> [WHAT YOU SHOULD DO]: Search the entries below. Return every line that has "Estimates" in it.

> [DATA TO PROCESS]:
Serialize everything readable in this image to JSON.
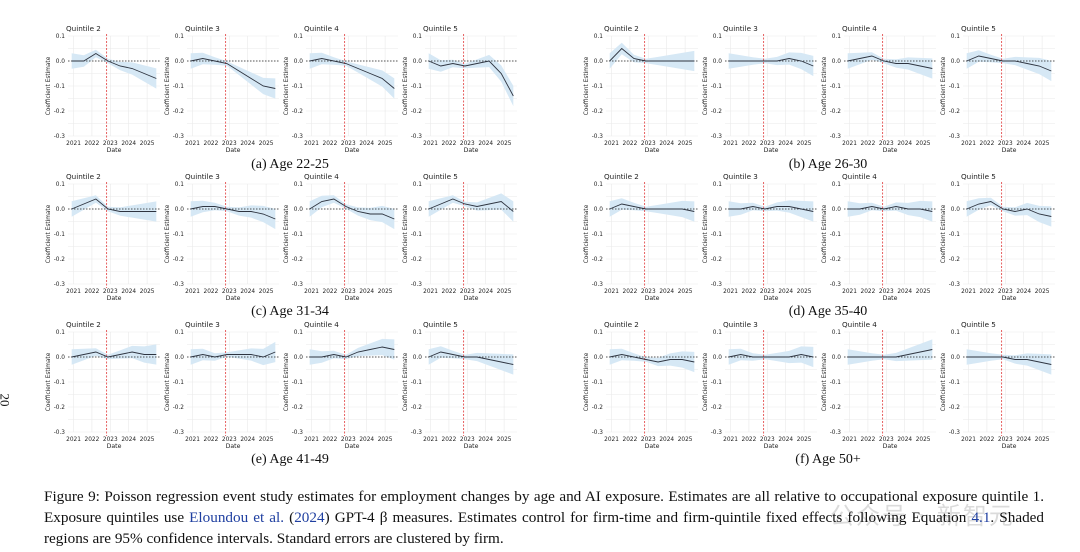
{
  "page_number": "20",
  "watermark_text": "公众号 · 新智元",
  "colors": {
    "line": "#2e3440",
    "band": "#d6e8f5",
    "vline": "#e03a3a",
    "zero": "#222222",
    "grid": "#e9e9e9"
  },
  "panels": [
    {
      "caption": "(a) Age 22-25",
      "row": 0,
      "col": 0
    },
    {
      "caption": "(b) Age 26-30",
      "row": 0,
      "col": 1
    },
    {
      "caption": "(c) Age 31-34",
      "row": 1,
      "col": 0
    },
    {
      "caption": "(d) Age 35-40",
      "row": 1,
      "col": 1
    },
    {
      "caption": "(e) Age 41-49",
      "row": 2,
      "col": 0
    },
    {
      "caption": "(f) Age 50+",
      "row": 2,
      "col": 1
    }
  ],
  "chart_data": {
    "type": "line",
    "subplot_titles": [
      "Quintile 2",
      "Quintile 3",
      "Quintile 4",
      "Quintile 5"
    ],
    "xlabel": "Date",
    "ylabel": "Coefficient Estimate",
    "x_ticks": [
      "2021",
      "2022",
      "2023",
      "2024",
      "2025"
    ],
    "y_ticks": [
      "0.1",
      "0.0",
      "-0.1",
      "-0.2",
      "-0.3"
    ],
    "ylim": [
      -0.3,
      0.1
    ],
    "xlim": [
      2020.7,
      2025.7
    ],
    "reference_date": 2022.8,
    "grid": true,
    "curves": [
      [
        [
          0.0,
          0.0,
          0.03,
          0.0,
          -0.02,
          -0.03,
          -0.05,
          -0.07
        ],
        [
          0.0,
          0.01,
          0.0,
          -0.01,
          -0.04,
          -0.07,
          -0.1,
          -0.11
        ],
        [
          0.0,
          0.01,
          0.0,
          -0.01,
          -0.03,
          -0.05,
          -0.07,
          -0.11
        ],
        [
          0.0,
          -0.02,
          -0.01,
          -0.02,
          -0.01,
          0.0,
          -0.05,
          -0.14
        ]
      ],
      [
        [
          0.0,
          0.05,
          0.01,
          0.0,
          0.0,
          0.0,
          0.0,
          0.0
        ],
        [
          0.0,
          0.0,
          0.0,
          0.0,
          0.0,
          0.01,
          0.0,
          -0.02
        ],
        [
          0.0,
          0.01,
          0.02,
          0.0,
          -0.01,
          -0.01,
          -0.02,
          -0.03
        ],
        [
          0.0,
          0.02,
          0.01,
          0.0,
          0.0,
          -0.01,
          -0.02,
          -0.04
        ]
      ],
      [
        [
          0.0,
          0.02,
          0.04,
          0.0,
          -0.01,
          -0.01,
          -0.01,
          -0.01
        ],
        [
          0.0,
          0.01,
          0.01,
          0.0,
          -0.01,
          -0.01,
          -0.02,
          -0.04
        ],
        [
          0.0,
          0.03,
          0.04,
          0.01,
          -0.01,
          -0.02,
          -0.02,
          -0.04
        ],
        [
          0.0,
          0.02,
          0.04,
          0.02,
          0.01,
          0.02,
          0.03,
          -0.01
        ]
      ],
      [
        [
          0.0,
          0.02,
          0.01,
          0.0,
          0.0,
          0.0,
          0.0,
          -0.01
        ],
        [
          0.0,
          0.0,
          0.01,
          0.0,
          0.01,
          0.01,
          0.0,
          -0.01
        ],
        [
          0.0,
          0.0,
          0.01,
          0.0,
          0.01,
          0.0,
          0.0,
          -0.01
        ],
        [
          0.0,
          0.02,
          0.03,
          0.0,
          -0.01,
          0.0,
          -0.02,
          -0.03
        ]
      ],
      [
        [
          0.0,
          0.01,
          0.02,
          0.0,
          0.01,
          0.02,
          0.01,
          0.01
        ],
        [
          0.0,
          0.01,
          0.0,
          0.01,
          0.01,
          0.01,
          0.0,
          0.02
        ],
        [
          0.0,
          0.0,
          0.01,
          0.0,
          0.02,
          0.03,
          0.04,
          0.03
        ],
        [
          0.0,
          0.02,
          0.01,
          0.0,
          0.0,
          -0.01,
          -0.02,
          -0.03
        ]
      ],
      [
        [
          0.0,
          0.01,
          0.0,
          -0.01,
          -0.02,
          -0.01,
          -0.01,
          -0.02
        ],
        [
          0.0,
          0.01,
          0.0,
          0.0,
          0.0,
          0.0,
          0.01,
          0.0
        ],
        [
          0.0,
          0.0,
          0.0,
          0.0,
          0.0,
          0.01,
          0.02,
          0.03
        ],
        [
          0.0,
          0.0,
          0.0,
          0.0,
          -0.01,
          -0.01,
          -0.02,
          -0.03
        ]
      ]
    ]
  },
  "caption": {
    "label": "Figure 9:",
    "part1": "Poisson regression event study estimates for employment changes by age and AI exposure. Estimates are all relative to occupational exposure quintile 1. Exposure quintiles use",
    "citation": "Eloundou et al.",
    "part2": "(",
    "year": "2024",
    "part3": ") GPT-4 β measures. Estimates control for firm-time and firm-quintile fixed effects following Equation",
    "eq": "4.1",
    "part4": ". Shaded regions are 95% confidence intervals. Standard errors are clustered by firm."
  }
}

> [OUTPUT FOR THIS EXERCISE]:
    "part1": "Poisson regression event study estimates for employment changes by age and AI exposure. Estimates are all relative to occupational exposure quintile 1. Exposure quintiles use",
    "part3": ") GPT-4 β measures. Estimates control for firm-time and firm-quintile fixed effects following Equation",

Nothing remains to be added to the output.